■ DOCUMENT EXCERPT
Though it has been a satisfying and eventful journey, at some point along the way I found myself dwelling on a unexpected series of melancholy thoughts, October questions I have never seen anyone else address---a sad fact that guidebooks and documentary videos seem to ignore.


Think of it this way. For just about every brave and daring Oregon Trail pioneer family that sold off most everything they owned to raise the hundreds  of dollars their "Oregon dream" would cost, there were family and friends, the ones remaining behind, who waited to say their good-byes as the hopeful travelers left. In a real sense the very core of the emigrants' limited world had gathered to see them off. (Those were 1848 or 9 dollars---which meant many families were too poor to take advantage of the promise of a new start in Oregon.)


There were times, of course, when the departing travelers left no one behind, when the family was remained intact. One of Roma's ancestors joined a wagon train made up entirely of more than 300 members of their Baptist church. The congregation emigrated en masse. And surely there were times when parents and even grandparents, perhaps too old to be undertaking such a venture, joined the overland company simply to avoid being left behind. 


Still, more often than not families were destined to be separated---some leaving, some staying behind. When that happened each of those parties could expect to live the rest of their lives on opposite sides of the Continental Divide.


For many of those left behind that emigration separation was not an entirely new experience. Only a generation or two earlier they had perhaps made a similar, if shorter, journey over the Appalachians to the OhioValley and beyond. That too had been a time of parting trauma, of leaving home for good.


For the Oregon Trail pioneers that parting was framed by the all-too-likely reality that they and the family members who remained at home would never see each other again. After all, the 1840s and 1850s (pre-railroad times) were not a time of mass trans-continental travel. 


The odds of parents, who stayed to tend a subsistence-level farm in mid-America, ever seeing the son, daughter, or sibling who had moved half a continent away to the far-off reaches of a mysterious place called Oregon were slim indeed. In most cases from that time of parting their relationship would have to be sustained by little more than fond memories and long letters. It would be an expensive, painfully slow, and often unsatisfying means of communication. But it was the best there was.

■ INSTRUCTIONS
1. In the passage about Oregon Trail pioneers, how many members of their Baptist church made up the wagon train that one of Roma's ancestors joined?
2. Duplicate, word for word, the part of the Oregon Trail passage between "For many of" and "mass trans-continental travel.", inclusive.

Document layout detection data
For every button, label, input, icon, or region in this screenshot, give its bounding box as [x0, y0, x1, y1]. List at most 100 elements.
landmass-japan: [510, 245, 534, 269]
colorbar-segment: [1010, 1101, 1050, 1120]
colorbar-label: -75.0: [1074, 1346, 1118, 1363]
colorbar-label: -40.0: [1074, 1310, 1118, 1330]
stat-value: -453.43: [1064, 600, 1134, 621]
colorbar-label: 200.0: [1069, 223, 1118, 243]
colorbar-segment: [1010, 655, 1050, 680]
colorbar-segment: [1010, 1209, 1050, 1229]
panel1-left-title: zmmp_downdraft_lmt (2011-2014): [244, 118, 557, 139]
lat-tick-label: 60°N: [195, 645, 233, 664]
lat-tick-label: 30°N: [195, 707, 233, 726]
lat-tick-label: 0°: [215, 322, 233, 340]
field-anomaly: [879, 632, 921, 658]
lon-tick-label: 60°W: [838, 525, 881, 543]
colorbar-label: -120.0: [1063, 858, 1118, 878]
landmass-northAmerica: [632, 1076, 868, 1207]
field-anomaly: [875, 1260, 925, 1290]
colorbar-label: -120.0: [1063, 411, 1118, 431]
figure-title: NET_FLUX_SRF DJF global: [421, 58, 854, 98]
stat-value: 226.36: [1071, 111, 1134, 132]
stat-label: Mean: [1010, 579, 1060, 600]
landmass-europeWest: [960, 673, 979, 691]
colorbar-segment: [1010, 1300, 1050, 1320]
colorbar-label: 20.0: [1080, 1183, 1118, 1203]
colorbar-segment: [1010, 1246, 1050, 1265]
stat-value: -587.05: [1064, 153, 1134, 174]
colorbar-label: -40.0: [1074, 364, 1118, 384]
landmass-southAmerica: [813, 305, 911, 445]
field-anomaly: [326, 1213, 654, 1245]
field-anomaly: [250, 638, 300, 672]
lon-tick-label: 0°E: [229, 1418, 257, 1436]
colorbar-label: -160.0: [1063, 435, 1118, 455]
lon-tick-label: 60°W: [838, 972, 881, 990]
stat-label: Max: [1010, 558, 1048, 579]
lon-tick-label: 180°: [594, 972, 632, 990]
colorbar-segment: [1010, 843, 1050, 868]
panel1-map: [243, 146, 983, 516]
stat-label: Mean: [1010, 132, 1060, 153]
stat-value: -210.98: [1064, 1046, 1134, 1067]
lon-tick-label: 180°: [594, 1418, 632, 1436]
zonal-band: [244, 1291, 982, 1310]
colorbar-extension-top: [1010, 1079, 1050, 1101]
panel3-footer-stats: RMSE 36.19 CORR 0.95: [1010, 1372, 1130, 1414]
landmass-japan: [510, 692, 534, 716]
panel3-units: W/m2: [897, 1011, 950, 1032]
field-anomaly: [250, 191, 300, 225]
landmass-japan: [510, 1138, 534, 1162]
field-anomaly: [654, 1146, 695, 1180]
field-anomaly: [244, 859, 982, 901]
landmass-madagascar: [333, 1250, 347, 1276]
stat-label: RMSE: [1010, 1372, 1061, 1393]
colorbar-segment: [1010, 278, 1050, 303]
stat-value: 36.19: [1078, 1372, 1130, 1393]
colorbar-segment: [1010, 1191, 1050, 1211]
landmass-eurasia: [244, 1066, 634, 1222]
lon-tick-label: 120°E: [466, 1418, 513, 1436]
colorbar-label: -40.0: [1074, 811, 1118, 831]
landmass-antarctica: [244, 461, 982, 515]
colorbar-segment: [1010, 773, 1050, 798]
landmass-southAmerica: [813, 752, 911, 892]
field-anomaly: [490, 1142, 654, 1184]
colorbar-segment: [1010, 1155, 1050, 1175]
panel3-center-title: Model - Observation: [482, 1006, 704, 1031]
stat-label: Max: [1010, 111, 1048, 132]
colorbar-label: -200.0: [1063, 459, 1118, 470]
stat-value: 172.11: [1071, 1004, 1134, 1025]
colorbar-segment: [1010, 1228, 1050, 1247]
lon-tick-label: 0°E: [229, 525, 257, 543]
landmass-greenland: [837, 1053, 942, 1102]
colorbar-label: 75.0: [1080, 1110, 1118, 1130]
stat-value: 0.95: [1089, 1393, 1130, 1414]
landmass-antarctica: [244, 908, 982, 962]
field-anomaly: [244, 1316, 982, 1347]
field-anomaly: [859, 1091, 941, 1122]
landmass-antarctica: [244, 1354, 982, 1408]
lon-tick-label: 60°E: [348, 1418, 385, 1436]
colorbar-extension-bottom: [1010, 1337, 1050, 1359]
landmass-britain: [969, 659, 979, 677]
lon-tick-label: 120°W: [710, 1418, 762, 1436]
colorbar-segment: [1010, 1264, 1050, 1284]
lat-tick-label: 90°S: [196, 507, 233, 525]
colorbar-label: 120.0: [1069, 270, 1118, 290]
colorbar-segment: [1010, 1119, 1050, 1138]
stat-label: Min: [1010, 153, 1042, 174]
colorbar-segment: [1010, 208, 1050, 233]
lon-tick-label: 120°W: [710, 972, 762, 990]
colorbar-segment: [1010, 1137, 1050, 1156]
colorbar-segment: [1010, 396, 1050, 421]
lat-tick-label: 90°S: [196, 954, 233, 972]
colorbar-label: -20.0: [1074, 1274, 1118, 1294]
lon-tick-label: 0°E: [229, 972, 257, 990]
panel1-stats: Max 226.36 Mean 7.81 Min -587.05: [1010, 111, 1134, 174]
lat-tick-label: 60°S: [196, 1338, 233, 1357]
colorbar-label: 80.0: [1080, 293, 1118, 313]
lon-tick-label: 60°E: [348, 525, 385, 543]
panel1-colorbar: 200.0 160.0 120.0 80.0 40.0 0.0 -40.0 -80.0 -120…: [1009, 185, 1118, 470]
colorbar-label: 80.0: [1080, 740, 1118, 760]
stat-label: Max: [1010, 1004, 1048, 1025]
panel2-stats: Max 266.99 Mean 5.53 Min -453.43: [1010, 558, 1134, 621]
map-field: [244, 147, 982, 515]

■ OUTPUTS BY TASK
1. More than 300 members.

2.
For many of those left behind that emigration separation was not an entirely new experience. Only a generation or two earlier they had perhaps made a similar, if shorter, journey over the Appalachians to the OhioValley and beyond. That too had been a time of parting trauma, of leaving home for good.


For the Oregon Trail pioneers that parting was framed by the all-too-likely reality that they and the family members who remained at home would never see each other again. After all, the 1840s and 1850s (pre-railroad times) were not a time of mass trans-continental travel.